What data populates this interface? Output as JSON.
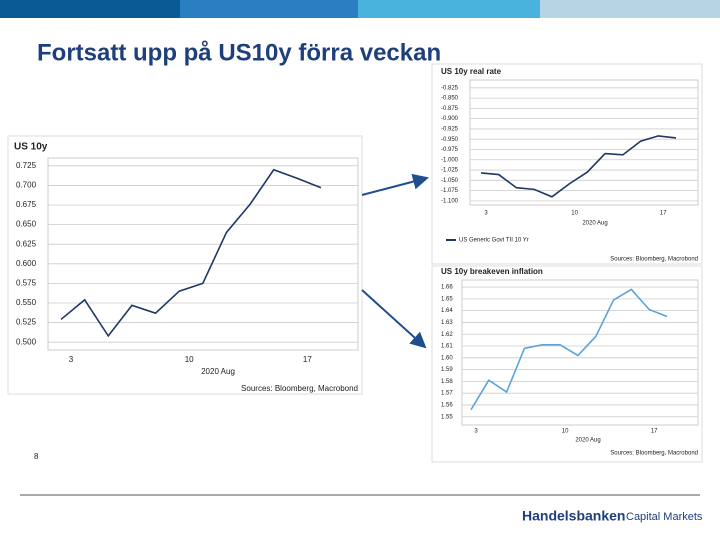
{
  "title": "Fortsatt upp på US10y förra veckan",
  "page_number": "8",
  "logo": {
    "brand": "Handelsbanken",
    "unit": "Capital Markets"
  },
  "chart_data": [
    {
      "type": "line",
      "title": "US 10y",
      "x_label": "2020 Aug",
      "source": "Sources: Bloomberg, Macrobond",
      "categories": [
        "3",
        null,
        null,
        null,
        null,
        "10",
        null,
        null,
        null,
        null,
        "17",
        null
      ],
      "values": [
        0.529,
        0.554,
        0.508,
        0.547,
        0.537,
        0.565,
        0.575,
        0.64,
        0.676,
        0.72,
        0.709,
        0.697
      ],
      "color": "#1f3864",
      "grid": true,
      "ylim": [
        0.49,
        0.735
      ],
      "yticks": [
        {
          "value": 0.5,
          "label": "0.500"
        },
        0.525,
        {
          "value": 0.55,
          "label": "0.550"
        },
        0.575,
        {
          "value": 0.6,
          "label": "0.600"
        },
        0.625,
        {
          "value": 0.65,
          "label": "0.650"
        },
        0.675,
        {
          "value": 0.7,
          "label": "0.700"
        },
        0.725
      ]
    },
    {
      "type": "line",
      "title": "US 10y real rate",
      "x_label": "2020 Aug",
      "source": "Sources: Bloomberg, Macrobond",
      "categories": [
        "3",
        null,
        null,
        null,
        null,
        "10",
        null,
        null,
        null,
        null,
        "17",
        null
      ],
      "series": [
        {
          "name": "US Generic Govt TII 10 Yr",
          "color": "#1f3864",
          "values": [
            -1.032,
            -1.036,
            -1.068,
            -1.072,
            -1.09,
            -1.058,
            -1.03,
            -0.985,
            -0.988,
            -0.955,
            -0.942,
            -0.947
          ]
        }
      ],
      "grid": true,
      "ylim": [
        -1.11,
        -0.806
      ],
      "yticks": [
        {
          "value": -1.1,
          "label": "-1.100"
        },
        -1.075,
        {
          "value": -1.05,
          "label": "-1.050"
        },
        -1.025,
        {
          "value": -1,
          "label": "-1.000"
        },
        -0.975,
        {
          "value": -0.95,
          "label": "-0.950"
        },
        -0.925,
        {
          "value": -0.9,
          "label": "-0.900"
        },
        -0.875,
        {
          "value": -0.85,
          "label": "-0.850"
        },
        -0.825
      ]
    },
    {
      "type": "line",
      "title": "US 10y breakeven inflation",
      "x_label": "2020 Aug",
      "source": "Sources: Bloomberg, Macrobond",
      "categories": [
        "3",
        null,
        null,
        null,
        null,
        "10",
        null,
        null,
        null,
        null,
        "17",
        null
      ],
      "values": [
        1.556,
        1.581,
        1.571,
        1.608,
        1.611,
        1.611,
        1.602,
        1.618,
        1.649,
        1.658,
        1.641,
        1.635
      ],
      "color": "#5ba3d9",
      "grid": true,
      "ylim": [
        1.543,
        1.666
      ],
      "yticks": [
        1.55,
        1.56,
        1.57,
        1.58,
        1.59,
        {
          "value": 1.6,
          "label": "1.60"
        },
        1.61,
        1.62,
        1.63,
        1.64,
        1.65,
        1.66
      ]
    }
  ]
}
______
**EXERCISE BRIEF:** Give the number of lines in the listing above that contain "title", and nothing else.

**THE ANSWER:** 4